Request - Which lines include the word "text"? Copy each of them.

Data for processing -
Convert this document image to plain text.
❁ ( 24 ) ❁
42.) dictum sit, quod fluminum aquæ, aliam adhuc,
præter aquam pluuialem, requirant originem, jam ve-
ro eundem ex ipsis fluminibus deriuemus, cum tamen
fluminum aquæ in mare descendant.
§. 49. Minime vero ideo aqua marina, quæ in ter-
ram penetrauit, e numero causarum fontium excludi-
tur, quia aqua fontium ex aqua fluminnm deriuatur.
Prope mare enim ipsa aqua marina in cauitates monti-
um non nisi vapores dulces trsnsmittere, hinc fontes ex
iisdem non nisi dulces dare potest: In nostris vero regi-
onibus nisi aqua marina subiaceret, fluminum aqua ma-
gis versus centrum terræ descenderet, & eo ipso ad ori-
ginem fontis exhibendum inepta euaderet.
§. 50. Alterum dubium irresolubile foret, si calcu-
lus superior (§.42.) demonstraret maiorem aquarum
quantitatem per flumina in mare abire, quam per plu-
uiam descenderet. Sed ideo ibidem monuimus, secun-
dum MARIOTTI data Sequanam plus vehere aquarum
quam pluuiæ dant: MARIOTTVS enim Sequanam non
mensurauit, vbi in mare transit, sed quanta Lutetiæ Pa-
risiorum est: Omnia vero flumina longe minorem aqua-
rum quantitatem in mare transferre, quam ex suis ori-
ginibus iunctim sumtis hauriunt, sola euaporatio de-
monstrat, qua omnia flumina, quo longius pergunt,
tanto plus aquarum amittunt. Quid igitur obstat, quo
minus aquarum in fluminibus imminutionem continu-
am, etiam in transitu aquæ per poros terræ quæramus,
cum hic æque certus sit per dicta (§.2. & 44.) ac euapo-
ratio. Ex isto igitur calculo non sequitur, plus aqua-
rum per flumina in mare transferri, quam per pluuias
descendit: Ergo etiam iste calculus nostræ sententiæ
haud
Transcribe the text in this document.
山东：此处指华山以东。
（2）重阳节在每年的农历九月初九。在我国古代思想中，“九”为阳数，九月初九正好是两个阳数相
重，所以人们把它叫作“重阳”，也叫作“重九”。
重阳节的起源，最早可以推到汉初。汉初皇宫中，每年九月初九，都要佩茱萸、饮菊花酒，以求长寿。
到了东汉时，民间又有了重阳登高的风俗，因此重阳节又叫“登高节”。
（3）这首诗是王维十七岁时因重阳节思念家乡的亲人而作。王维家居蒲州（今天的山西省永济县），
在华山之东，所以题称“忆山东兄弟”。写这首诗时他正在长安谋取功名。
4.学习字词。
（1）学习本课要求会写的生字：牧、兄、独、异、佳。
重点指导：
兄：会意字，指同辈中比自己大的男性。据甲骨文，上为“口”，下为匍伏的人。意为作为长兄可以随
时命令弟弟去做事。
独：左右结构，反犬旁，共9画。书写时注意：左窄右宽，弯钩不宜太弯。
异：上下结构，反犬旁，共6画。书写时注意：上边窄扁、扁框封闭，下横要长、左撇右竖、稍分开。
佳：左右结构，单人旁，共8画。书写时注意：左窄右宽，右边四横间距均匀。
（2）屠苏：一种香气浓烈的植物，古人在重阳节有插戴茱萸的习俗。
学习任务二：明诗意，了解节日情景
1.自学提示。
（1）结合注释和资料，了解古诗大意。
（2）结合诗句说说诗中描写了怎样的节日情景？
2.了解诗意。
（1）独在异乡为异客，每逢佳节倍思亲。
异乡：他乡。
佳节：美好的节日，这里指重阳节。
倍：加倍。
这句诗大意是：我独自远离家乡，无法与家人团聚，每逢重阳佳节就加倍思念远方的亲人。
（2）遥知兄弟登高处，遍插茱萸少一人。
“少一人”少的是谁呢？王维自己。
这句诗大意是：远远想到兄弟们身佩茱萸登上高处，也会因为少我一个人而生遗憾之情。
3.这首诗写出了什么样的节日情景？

Task result -
Convert this document image to plain text.
Transcribe the text in this document.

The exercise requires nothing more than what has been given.